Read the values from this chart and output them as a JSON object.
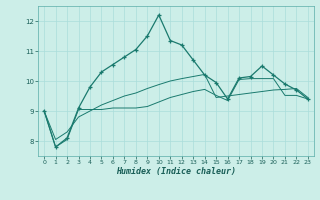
{
  "xlabel": "Humidex (Indice chaleur)",
  "bg_color": "#cceee8",
  "grid_color": "#aaddda",
  "line_color": "#1a7a6e",
  "x_values": [
    0,
    1,
    2,
    3,
    4,
    5,
    6,
    7,
    8,
    9,
    10,
    11,
    12,
    13,
    14,
    15,
    16,
    17,
    18,
    19,
    20,
    21,
    22,
    23
  ],
  "series1": [
    9.0,
    7.8,
    8.1,
    9.1,
    9.8,
    10.3,
    10.55,
    10.8,
    11.05,
    11.5,
    12.2,
    11.35,
    11.2,
    10.7,
    10.2,
    9.95,
    9.4,
    10.1,
    10.15,
    10.5,
    10.2,
    9.9,
    9.7,
    9.4
  ],
  "series2": [
    9.0,
    7.8,
    8.05,
    9.05,
    9.05,
    9.05,
    9.1,
    9.1,
    9.1,
    9.15,
    9.3,
    9.45,
    9.55,
    9.65,
    9.72,
    9.52,
    9.35,
    10.05,
    10.08,
    10.08,
    10.08,
    9.52,
    9.52,
    9.4
  ],
  "series3": [
    9.0,
    8.05,
    8.3,
    8.8,
    9.0,
    9.2,
    9.35,
    9.5,
    9.6,
    9.75,
    9.88,
    10.0,
    10.08,
    10.15,
    10.22,
    9.45,
    9.5,
    9.55,
    9.6,
    9.65,
    9.7,
    9.72,
    9.75,
    9.45
  ],
  "ylim": [
    7.5,
    12.5
  ],
  "xlim": [
    -0.5,
    23.5
  ],
  "yticks": [
    8,
    9,
    10,
    11,
    12
  ],
  "xticks": [
    0,
    1,
    2,
    3,
    4,
    5,
    6,
    7,
    8,
    9,
    10,
    11,
    12,
    13,
    14,
    15,
    16,
    17,
    18,
    19,
    20,
    21,
    22,
    23
  ]
}
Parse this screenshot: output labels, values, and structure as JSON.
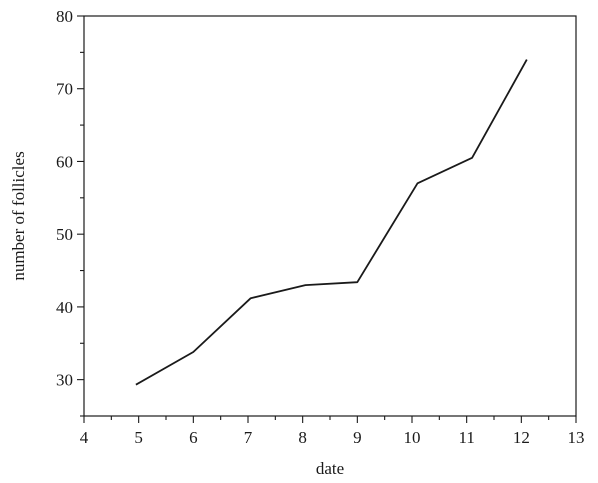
{
  "chart_data": {
    "type": "line",
    "title": "",
    "xlabel": "date",
    "ylabel": "number of follicles",
    "xlim": [
      4,
      13
    ],
    "ylim": [
      25,
      80
    ],
    "x_ticks": [
      4,
      5,
      6,
      7,
      8,
      9,
      10,
      11,
      12,
      13
    ],
    "y_ticks": [
      30,
      40,
      50,
      60,
      70,
      80
    ],
    "grid": false,
    "legend": "none",
    "series": [
      {
        "color": "#1a1a1a",
        "points": [
          {
            "x": 4.95,
            "y": 29.3
          },
          {
            "x": 6.0,
            "y": 33.8
          },
          {
            "x": 7.05,
            "y": 41.2
          },
          {
            "x": 8.05,
            "y": 43.0
          },
          {
            "x": 9.0,
            "y": 43.4
          },
          {
            "x": 10.1,
            "y": 57.0
          },
          {
            "x": 11.1,
            "y": 60.5
          },
          {
            "x": 12.1,
            "y": 74.0
          }
        ]
      }
    ]
  }
}
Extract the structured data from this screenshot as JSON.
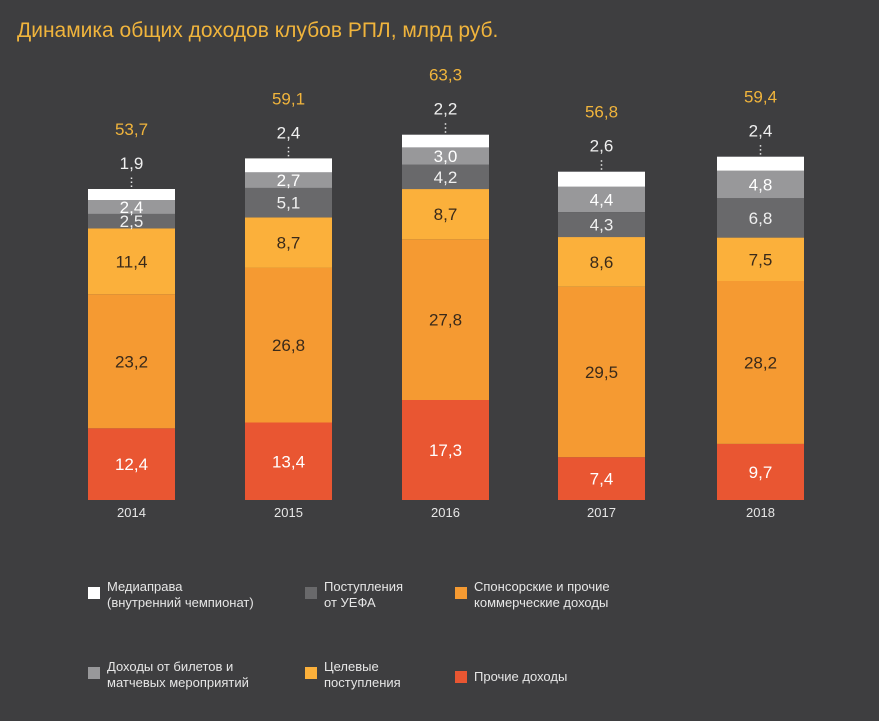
{
  "title": "Динамика общих доходов клубов РПЛ, млрд руб.",
  "chart_data": {
    "type": "bar",
    "stacked": true,
    "title": "Динамика общих доходов клубов РПЛ, млрд руб.",
    "xlabel": "",
    "ylabel": "",
    "unit": "млрд руб.",
    "categories": [
      "2014",
      "2015",
      "2016",
      "2017",
      "2018"
    ],
    "totals": [
      "53,7",
      "59,1",
      "63,3",
      "56,8",
      "59,4"
    ],
    "series": [
      {
        "name": "Прочие доходы",
        "color": "#e95632",
        "label_color": "#ffffff",
        "values": [
          12.4,
          13.4,
          17.3,
          7.4,
          9.7
        ],
        "labels": [
          "12,4",
          "13,4",
          "17,3",
          "7,4",
          "9,7"
        ]
      },
      {
        "name": "Спонсорские и прочие коммерческие доходы",
        "color": "#f59a32",
        "label_color": "#3a2a1a",
        "values": [
          23.2,
          26.8,
          27.8,
          29.5,
          28.2
        ],
        "labels": [
          "23,2",
          "26,8",
          "27,8",
          "29,5",
          "28,2"
        ]
      },
      {
        "name": "Целевые поступления",
        "color": "#fbb03b",
        "label_color": "#3a2a1a",
        "values": [
          11.4,
          8.7,
          8.7,
          8.6,
          7.5
        ],
        "labels": [
          "11,4",
          "8,7",
          "8,7",
          "8,6",
          "7,5"
        ]
      },
      {
        "name": "Поступления от УЕФА",
        "color": "#69696b",
        "label_color": "#f0f0f0",
        "values": [
          2.5,
          5.1,
          4.2,
          4.3,
          6.8
        ],
        "labels": [
          "2,5",
          "5,1",
          "4,2",
          "4,3",
          "6,8"
        ]
      },
      {
        "name": "Доходы от билетов и матчевых мероприятий",
        "color": "#98989a",
        "label_color": "#ffffff",
        "values": [
          2.4,
          2.7,
          3.0,
          4.4,
          4.8
        ],
        "labels": [
          "2,4",
          "2,7",
          "3,0",
          "4,4",
          "4,8"
        ]
      },
      {
        "name": "Медиаправа (внутренний чемпионат)",
        "color": "#ffffff",
        "label_color": "#f0f0f0",
        "values": [
          1.9,
          2.4,
          2.2,
          2.6,
          2.4
        ],
        "labels": [
          "1,9",
          "2,4",
          "2,2",
          "2,6",
          "2,4"
        ],
        "label_outside": true
      }
    ],
    "total_color": "#f0b43c",
    "legend": {
      "position": "bottom",
      "items": [
        {
          "label": "Медиаправа\n(внутренний чемпионат)",
          "color": "#ffffff"
        },
        {
          "label": "Поступления\nот УЕФА",
          "color": "#69696b"
        },
        {
          "label": "Спонсорские и прочие\nкоммерческие доходы",
          "color": "#f59a32"
        },
        {
          "label": "Доходы от билетов и\nматчевых мероприятий",
          "color": "#98989a"
        },
        {
          "label": "Целевые\nпоступления",
          "color": "#fbb03b"
        },
        {
          "label": "Прочие доходы",
          "color": "#e95632"
        }
      ]
    },
    "grid": false
  }
}
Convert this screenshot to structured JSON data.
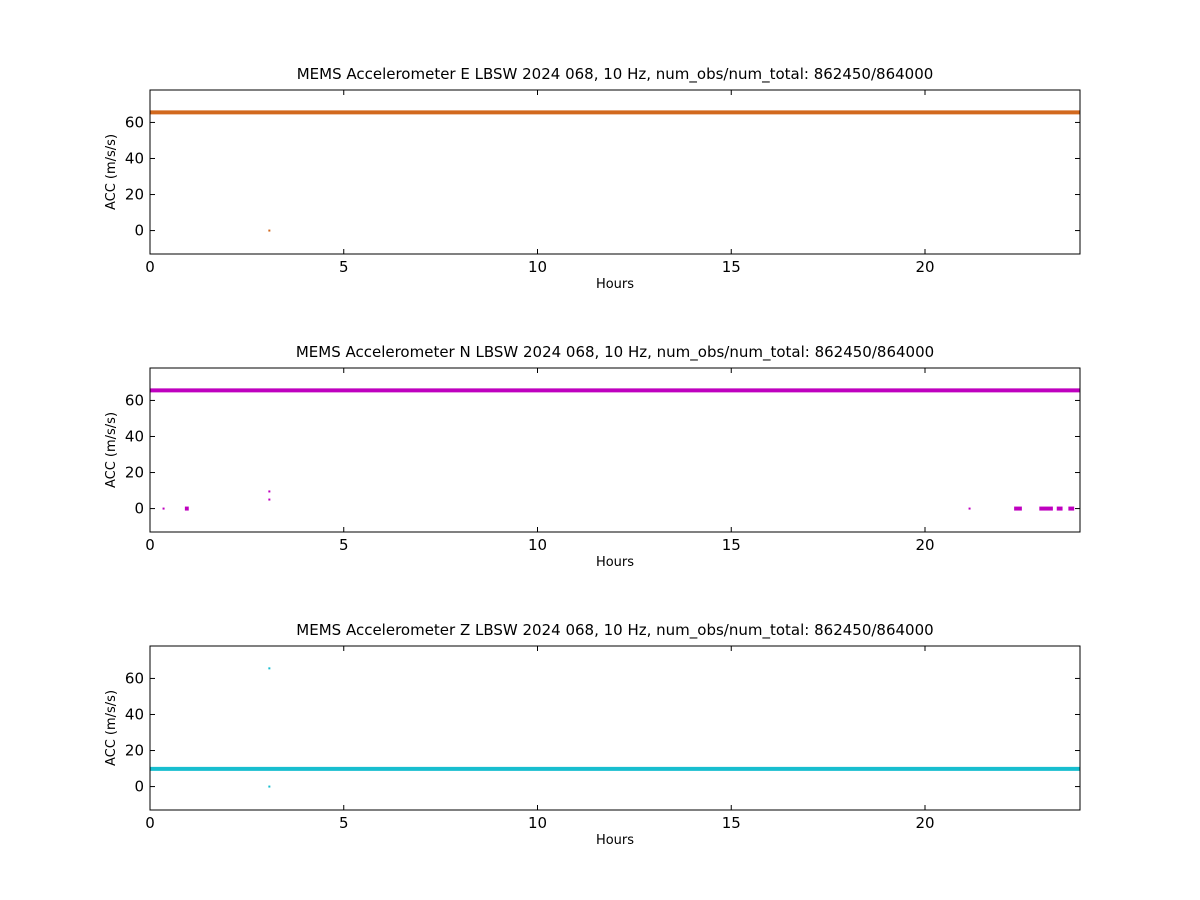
{
  "figure": {
    "background": "#ffffff"
  },
  "chart_data": [
    {
      "type": "scatter",
      "title": "MEMS Accelerometer E LBSW 2024 068, 10 Hz, num_obs/num_total: 862450/864000",
      "xlabel": "Hours",
      "ylabel": "ACC (m/s/s)",
      "xlim": [
        0,
        24
      ],
      "ylim": [
        -13,
        78
      ],
      "xticks": [
        0,
        5,
        10,
        15,
        20
      ],
      "yticks": [
        0,
        20,
        40,
        60
      ],
      "grid": false,
      "color": "#d2691e",
      "series": [
        {
          "segments": [
            {
              "x0": 0,
              "x1": 24,
              "y": 65.6
            }
          ],
          "points": [
            {
              "x": 3.08,
              "y": 0
            }
          ]
        }
      ]
    },
    {
      "type": "scatter",
      "title": "MEMS Accelerometer N LBSW 2024 068, 10 Hz, num_obs/num_total: 862450/864000",
      "xlabel": "Hours",
      "ylabel": "ACC (m/s/s)",
      "xlim": [
        0,
        24
      ],
      "ylim": [
        -13,
        78
      ],
      "xticks": [
        0,
        5,
        10,
        15,
        20
      ],
      "yticks": [
        0,
        20,
        40,
        60
      ],
      "grid": false,
      "color": "#bf00bf",
      "series": [
        {
          "segments": [
            {
              "x0": 0,
              "x1": 24,
              "y": 65.6
            },
            {
              "x0": 0.9,
              "x1": 1.0,
              "y": 0
            },
            {
              "x0": 22.3,
              "x1": 22.5,
              "y": 0
            },
            {
              "x0": 22.95,
              "x1": 23.3,
              "y": 0
            },
            {
              "x0": 23.4,
              "x1": 23.55,
              "y": 0
            },
            {
              "x0": 23.7,
              "x1": 23.85,
              "y": 0
            }
          ],
          "points": [
            {
              "x": 0.35,
              "y": 0
            },
            {
              "x": 3.08,
              "y": 9.5
            },
            {
              "x": 3.08,
              "y": 5
            },
            {
              "x": 21.15,
              "y": 0
            }
          ]
        }
      ]
    },
    {
      "type": "scatter",
      "title": "MEMS Accelerometer Z LBSW 2024 068, 10 Hz, num_obs/num_total: 862450/864000",
      "xlabel": "Hours",
      "ylabel": "ACC (m/s/s)",
      "xlim": [
        0,
        24
      ],
      "ylim": [
        -13,
        78
      ],
      "xticks": [
        0,
        5,
        10,
        15,
        20
      ],
      "yticks": [
        0,
        20,
        40,
        60
      ],
      "grid": false,
      "color": "#17becf",
      "series": [
        {
          "segments": [
            {
              "x0": 0,
              "x1": 24,
              "y": 9.8
            }
          ],
          "points": [
            {
              "x": 3.08,
              "y": 65.6
            },
            {
              "x": 3.08,
              "y": 0
            }
          ]
        }
      ]
    }
  ]
}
++++++++++
Give the number of lines in the records above that contain the word "name". Reply with that number alone.

Correct answer:
6